### EXERCISE AIM
Recast the rows as a JSON list of strings, one string per line and no blank lines, beginning with the first line and ending after the line containing "1485, 473, 1500]".

### THE INPUT
● ● ● ● ●

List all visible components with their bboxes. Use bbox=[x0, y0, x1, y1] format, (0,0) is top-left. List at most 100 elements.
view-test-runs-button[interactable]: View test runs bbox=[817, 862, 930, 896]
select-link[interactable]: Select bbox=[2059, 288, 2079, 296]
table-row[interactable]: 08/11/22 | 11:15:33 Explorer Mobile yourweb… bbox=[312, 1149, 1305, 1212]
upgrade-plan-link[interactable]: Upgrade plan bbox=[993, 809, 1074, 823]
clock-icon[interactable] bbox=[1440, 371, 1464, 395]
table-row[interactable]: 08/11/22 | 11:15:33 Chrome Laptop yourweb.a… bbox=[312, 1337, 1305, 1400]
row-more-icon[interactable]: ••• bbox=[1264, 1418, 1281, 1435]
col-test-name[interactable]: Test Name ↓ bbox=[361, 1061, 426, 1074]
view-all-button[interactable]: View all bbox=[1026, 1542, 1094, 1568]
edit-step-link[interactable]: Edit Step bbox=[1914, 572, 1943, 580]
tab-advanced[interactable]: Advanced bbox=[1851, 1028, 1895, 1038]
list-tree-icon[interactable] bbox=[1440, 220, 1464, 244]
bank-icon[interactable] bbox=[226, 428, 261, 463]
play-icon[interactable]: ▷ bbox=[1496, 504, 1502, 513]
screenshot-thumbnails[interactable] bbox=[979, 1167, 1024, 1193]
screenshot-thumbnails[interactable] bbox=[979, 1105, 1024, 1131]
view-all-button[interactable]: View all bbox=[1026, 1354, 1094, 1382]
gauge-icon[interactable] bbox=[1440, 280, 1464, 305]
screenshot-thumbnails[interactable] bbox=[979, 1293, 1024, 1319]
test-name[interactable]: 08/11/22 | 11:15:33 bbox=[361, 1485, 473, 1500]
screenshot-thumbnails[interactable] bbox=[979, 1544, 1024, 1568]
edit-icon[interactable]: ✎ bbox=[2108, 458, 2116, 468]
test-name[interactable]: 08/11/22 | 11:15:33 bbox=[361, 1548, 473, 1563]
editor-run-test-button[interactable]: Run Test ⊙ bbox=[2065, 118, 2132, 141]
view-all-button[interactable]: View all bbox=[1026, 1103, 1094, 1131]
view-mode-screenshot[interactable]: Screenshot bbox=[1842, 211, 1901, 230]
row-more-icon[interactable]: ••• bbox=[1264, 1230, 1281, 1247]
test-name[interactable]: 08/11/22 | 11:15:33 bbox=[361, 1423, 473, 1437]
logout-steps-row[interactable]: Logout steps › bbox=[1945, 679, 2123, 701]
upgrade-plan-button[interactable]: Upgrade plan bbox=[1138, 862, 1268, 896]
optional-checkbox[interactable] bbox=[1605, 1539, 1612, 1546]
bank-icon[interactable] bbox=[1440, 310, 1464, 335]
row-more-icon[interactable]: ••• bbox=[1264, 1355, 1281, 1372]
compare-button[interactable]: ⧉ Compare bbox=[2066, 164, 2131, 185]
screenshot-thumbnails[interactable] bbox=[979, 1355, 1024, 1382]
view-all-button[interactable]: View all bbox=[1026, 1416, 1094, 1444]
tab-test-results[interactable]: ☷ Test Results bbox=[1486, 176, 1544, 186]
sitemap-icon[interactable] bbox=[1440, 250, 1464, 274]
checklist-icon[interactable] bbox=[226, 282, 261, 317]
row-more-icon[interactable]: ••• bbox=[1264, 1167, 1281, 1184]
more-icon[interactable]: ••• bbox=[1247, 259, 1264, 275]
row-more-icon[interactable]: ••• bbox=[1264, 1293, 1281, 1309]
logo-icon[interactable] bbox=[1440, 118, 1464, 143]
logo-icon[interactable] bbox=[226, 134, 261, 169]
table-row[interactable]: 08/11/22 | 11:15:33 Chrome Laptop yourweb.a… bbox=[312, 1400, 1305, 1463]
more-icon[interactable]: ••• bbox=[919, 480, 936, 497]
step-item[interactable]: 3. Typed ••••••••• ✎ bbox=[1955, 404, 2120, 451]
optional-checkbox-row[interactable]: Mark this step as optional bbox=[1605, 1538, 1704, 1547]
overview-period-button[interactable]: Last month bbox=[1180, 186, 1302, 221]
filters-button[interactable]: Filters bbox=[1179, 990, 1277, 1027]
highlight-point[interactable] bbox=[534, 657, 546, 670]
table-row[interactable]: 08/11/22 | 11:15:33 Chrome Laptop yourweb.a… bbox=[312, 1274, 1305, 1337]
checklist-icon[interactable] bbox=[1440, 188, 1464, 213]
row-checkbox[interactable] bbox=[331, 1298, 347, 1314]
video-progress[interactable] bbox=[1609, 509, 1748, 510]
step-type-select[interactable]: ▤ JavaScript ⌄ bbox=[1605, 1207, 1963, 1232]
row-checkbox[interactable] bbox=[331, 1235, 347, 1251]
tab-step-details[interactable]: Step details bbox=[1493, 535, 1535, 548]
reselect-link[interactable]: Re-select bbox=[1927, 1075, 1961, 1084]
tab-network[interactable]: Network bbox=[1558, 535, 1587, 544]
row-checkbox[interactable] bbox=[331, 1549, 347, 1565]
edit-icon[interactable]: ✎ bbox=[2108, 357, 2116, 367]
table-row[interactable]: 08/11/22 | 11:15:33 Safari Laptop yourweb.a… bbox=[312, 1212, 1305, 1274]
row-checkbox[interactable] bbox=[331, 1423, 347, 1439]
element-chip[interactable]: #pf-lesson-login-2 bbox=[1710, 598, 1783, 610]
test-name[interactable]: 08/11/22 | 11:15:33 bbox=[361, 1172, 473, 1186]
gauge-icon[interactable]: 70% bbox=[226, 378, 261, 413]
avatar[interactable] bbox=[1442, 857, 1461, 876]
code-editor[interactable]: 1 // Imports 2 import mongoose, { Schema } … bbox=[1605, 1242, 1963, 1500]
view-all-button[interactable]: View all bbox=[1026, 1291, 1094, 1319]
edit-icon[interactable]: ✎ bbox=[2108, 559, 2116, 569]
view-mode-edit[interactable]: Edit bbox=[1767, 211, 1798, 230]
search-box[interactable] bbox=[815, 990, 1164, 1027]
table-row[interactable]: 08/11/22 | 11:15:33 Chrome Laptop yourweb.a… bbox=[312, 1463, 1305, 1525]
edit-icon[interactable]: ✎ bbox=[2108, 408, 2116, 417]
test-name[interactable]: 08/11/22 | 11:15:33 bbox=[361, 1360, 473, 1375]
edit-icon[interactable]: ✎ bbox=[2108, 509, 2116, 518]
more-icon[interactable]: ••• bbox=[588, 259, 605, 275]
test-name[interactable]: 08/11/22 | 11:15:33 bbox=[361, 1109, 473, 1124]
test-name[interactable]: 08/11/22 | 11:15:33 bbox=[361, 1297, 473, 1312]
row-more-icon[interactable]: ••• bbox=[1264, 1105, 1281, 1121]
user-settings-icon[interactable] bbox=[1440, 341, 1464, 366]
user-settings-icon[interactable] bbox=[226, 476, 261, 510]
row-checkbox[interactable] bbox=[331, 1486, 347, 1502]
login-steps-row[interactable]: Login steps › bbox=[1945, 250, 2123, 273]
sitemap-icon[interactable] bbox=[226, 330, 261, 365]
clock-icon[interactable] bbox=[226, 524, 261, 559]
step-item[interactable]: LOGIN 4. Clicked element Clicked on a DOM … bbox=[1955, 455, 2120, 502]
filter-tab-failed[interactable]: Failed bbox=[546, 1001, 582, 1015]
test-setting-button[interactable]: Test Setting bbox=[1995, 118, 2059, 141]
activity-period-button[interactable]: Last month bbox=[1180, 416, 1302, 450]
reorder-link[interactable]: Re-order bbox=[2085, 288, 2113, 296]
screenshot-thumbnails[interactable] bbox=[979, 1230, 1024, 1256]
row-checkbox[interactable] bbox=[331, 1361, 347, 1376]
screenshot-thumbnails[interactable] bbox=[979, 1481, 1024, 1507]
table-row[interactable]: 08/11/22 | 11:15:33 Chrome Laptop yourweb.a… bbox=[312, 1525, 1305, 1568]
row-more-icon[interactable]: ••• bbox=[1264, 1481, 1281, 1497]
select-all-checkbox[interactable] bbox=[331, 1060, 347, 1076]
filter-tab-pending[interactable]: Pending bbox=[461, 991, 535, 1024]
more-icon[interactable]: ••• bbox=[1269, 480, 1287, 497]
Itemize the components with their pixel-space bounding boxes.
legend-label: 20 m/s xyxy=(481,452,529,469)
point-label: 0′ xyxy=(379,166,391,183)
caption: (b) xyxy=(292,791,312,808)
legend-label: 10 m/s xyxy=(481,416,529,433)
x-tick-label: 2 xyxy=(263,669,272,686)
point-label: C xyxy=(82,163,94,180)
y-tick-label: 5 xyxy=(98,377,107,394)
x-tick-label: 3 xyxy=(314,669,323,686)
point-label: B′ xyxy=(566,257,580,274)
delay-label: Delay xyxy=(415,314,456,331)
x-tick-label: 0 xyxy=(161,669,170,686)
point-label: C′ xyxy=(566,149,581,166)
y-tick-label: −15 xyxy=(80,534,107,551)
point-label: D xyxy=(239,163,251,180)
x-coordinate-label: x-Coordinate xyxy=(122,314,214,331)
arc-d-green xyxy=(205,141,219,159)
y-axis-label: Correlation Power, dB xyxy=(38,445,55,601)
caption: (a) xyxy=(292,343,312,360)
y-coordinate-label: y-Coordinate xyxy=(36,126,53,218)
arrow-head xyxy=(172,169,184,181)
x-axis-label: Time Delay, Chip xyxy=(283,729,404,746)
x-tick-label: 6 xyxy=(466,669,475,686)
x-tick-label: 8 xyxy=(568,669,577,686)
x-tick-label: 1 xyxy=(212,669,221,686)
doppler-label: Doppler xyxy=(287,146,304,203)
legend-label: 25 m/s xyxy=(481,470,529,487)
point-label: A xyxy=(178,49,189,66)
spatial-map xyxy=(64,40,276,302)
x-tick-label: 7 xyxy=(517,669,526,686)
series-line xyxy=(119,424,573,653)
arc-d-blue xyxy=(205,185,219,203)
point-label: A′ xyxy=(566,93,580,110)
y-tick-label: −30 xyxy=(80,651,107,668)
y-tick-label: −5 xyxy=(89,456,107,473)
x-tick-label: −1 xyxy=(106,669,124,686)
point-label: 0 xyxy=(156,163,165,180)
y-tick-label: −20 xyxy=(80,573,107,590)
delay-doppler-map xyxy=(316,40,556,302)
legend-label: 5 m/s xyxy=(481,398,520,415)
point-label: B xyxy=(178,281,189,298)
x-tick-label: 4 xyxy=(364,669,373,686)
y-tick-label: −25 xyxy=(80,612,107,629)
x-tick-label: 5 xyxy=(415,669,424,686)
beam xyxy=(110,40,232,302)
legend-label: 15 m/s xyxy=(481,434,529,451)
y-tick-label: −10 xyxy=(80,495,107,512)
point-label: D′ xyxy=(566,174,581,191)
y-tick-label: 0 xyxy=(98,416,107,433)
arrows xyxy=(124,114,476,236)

● ● ● ● ●

### FULL RESPONSE
[
  "List all visible components with their bboxes. Use bbox=[x0, y0, x1, y1] format, (0,0) is top-left. List at most 100 elements.",
  "view-test-runs-button[interactable]: View test runs bbox=[817, 862, 930, 896]",
  "select-link[interactable]: Select bbox=[2059, 288, 2079, 296]",
  "table-row[interactable]: 08/11/22 | 11:15:33 Explorer Mobile yourweb… bbox=[312, 1149, 1305, 1212]",
  "upgrade-plan-link[interactable]: Upgrade plan bbox=[993, 809, 1074, 823]",
  "clock-icon[interactable] bbox=[1440, 371, 1464, 395]",
  "table-row[interactable]: 08/11/22 | 11:15:33 Chrome Laptop yourweb.a… bbox=[312, 1337, 1305, 1400]",
  "row-more-icon[interactable]: ••• bbox=[1264, 1418, 1281, 1435]",
  "col-test-name[interactable]: Test Name ↓ bbox=[361, 1061, 426, 1074]",
  "view-all-button[interactable]: View all bbox=[1026, 1542, 1094, 1568]",
  "edit-step-link[interactable]: Edit Step bbox=[1914, 572, 1943, 580]",
  "tab-advanced[interactable]: Advanced bbox=[1851, 1028, 1895, 1038]",
  "list-tree-icon[interactable] bbox=[1440, 220, 1464, 244]",
  "bank-icon[interactable] bbox=[226, 428, 261, 463]",
  "play-icon[interactable]: ▷ bbox=[1496, 504, 1502, 513]",
  "screenshot-thumbnails[interactable] bbox=[979, 1167, 1024, 1193]",
  "screenshot-thumbnails[interactable] bbox=[979, 1105, 1024, 1131]",
  "view-all-button[interactable]: View all bbox=[1026, 1354, 1094, 1382]",
  "gauge-icon[interactable] bbox=[1440, 280, 1464, 305]",
  "screenshot-thumbnails[interactable] bbox=[979, 1293, 1024, 1319]",
  "test-name[interactable]: 08/11/22 | 11:15:33 bbox=[361, 1485, 473, 1500]"
]